>>>>
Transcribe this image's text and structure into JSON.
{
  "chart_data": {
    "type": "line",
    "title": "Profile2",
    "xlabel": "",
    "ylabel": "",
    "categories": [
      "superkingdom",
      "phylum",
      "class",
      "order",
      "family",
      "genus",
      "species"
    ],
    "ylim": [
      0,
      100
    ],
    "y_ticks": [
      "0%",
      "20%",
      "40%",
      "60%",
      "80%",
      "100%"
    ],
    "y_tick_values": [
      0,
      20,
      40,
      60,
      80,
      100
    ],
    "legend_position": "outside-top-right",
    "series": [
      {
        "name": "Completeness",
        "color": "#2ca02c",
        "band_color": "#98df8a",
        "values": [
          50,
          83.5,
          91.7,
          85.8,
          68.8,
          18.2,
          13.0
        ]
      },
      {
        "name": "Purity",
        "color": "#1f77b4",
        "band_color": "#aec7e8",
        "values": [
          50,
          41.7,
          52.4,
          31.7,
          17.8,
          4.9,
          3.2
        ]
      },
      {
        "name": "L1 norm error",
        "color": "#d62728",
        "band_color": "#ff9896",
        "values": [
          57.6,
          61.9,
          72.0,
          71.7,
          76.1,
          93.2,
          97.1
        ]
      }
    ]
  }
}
<<<<
>>>>
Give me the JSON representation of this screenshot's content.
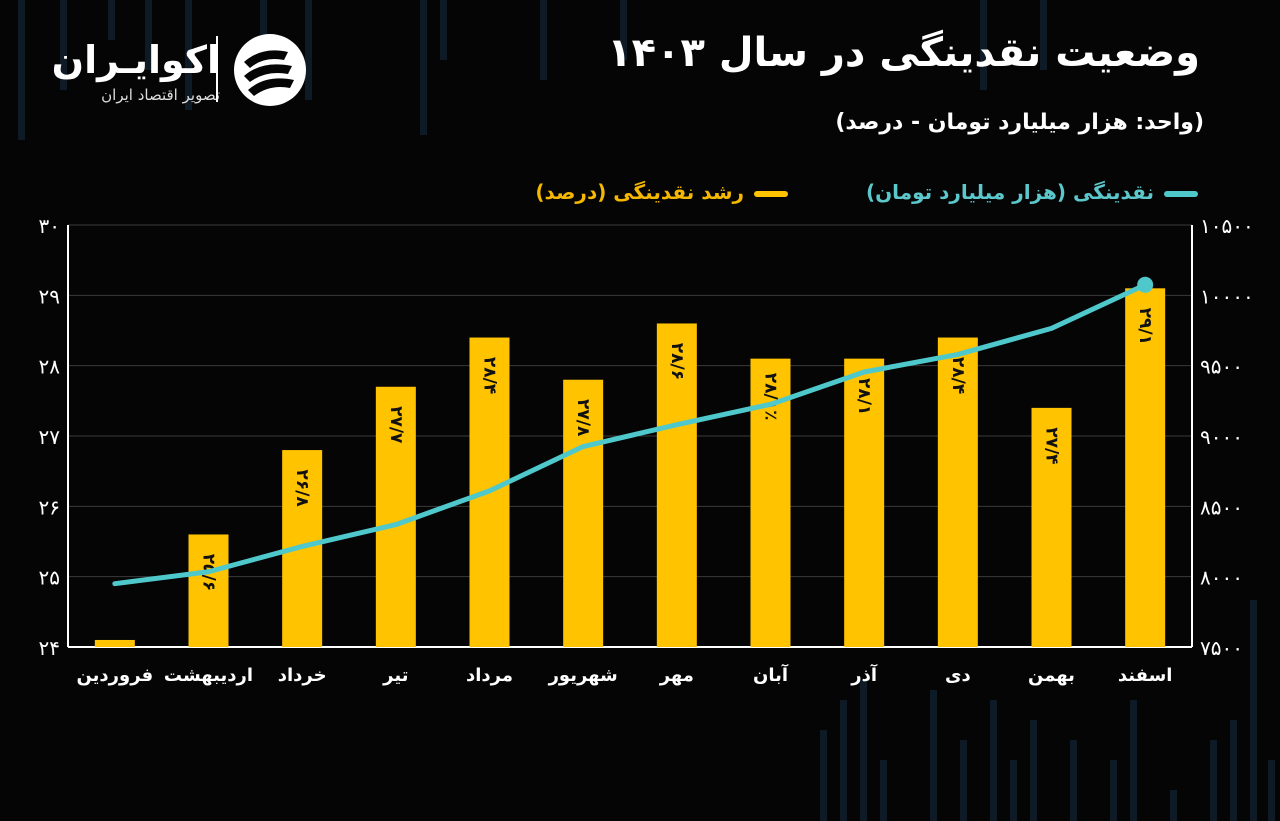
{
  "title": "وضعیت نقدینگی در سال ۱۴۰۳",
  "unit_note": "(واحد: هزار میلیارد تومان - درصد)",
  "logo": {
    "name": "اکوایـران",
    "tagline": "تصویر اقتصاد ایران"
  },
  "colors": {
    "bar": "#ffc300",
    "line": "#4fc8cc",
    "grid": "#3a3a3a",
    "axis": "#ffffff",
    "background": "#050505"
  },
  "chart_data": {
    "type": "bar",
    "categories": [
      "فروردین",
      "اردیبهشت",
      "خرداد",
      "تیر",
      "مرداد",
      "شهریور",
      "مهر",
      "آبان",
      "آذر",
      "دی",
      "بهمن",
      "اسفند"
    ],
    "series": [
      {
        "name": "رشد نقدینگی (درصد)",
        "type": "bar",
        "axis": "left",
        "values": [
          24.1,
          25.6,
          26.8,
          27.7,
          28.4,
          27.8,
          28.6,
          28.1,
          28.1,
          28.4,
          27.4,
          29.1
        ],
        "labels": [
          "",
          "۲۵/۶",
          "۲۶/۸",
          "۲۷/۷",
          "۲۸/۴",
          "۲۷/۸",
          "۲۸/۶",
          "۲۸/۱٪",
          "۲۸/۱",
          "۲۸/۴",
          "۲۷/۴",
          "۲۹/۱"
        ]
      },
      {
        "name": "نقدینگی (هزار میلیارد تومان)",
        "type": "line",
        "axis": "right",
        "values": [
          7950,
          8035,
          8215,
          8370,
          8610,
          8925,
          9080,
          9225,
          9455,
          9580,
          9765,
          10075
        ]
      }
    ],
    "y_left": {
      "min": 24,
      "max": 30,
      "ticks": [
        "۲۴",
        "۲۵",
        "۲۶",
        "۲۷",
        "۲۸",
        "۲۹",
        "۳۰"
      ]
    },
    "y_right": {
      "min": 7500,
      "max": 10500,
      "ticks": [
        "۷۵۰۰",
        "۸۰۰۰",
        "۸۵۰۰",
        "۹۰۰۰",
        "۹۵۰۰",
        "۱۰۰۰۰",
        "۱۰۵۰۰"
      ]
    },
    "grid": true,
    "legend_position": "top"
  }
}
<<<<
>>>>
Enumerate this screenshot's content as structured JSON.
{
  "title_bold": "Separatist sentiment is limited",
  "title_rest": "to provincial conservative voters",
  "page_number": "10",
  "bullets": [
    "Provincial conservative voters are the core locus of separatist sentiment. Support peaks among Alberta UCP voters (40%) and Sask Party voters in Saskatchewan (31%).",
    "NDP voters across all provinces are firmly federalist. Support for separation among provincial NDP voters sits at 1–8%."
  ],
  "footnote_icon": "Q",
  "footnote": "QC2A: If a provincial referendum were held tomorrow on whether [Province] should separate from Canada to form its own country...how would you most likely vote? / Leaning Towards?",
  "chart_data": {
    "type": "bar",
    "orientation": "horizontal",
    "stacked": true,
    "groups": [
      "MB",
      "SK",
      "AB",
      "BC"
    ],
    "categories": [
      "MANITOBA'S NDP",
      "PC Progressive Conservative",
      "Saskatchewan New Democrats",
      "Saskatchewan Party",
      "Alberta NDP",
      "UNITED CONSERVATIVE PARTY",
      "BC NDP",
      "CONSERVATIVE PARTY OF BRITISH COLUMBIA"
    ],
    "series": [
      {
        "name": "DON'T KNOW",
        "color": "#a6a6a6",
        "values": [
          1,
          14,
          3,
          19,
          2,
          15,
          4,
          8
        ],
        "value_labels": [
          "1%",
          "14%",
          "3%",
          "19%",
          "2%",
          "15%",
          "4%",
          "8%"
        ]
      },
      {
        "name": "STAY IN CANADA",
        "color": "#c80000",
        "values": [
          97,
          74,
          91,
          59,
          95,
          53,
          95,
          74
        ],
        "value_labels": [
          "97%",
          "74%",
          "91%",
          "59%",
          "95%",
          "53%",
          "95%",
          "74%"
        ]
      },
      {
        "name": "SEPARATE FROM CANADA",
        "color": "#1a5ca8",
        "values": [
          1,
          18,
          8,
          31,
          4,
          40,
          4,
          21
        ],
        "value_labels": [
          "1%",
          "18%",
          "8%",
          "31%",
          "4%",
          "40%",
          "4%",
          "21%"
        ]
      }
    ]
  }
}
<<<<
#### SET PROBLEM
Find each line holding the word "content" and copy it.

#### REPLY
Give me the JSON representation of this screenshot's content.
Enumerate this screenshot's content as structured JSON.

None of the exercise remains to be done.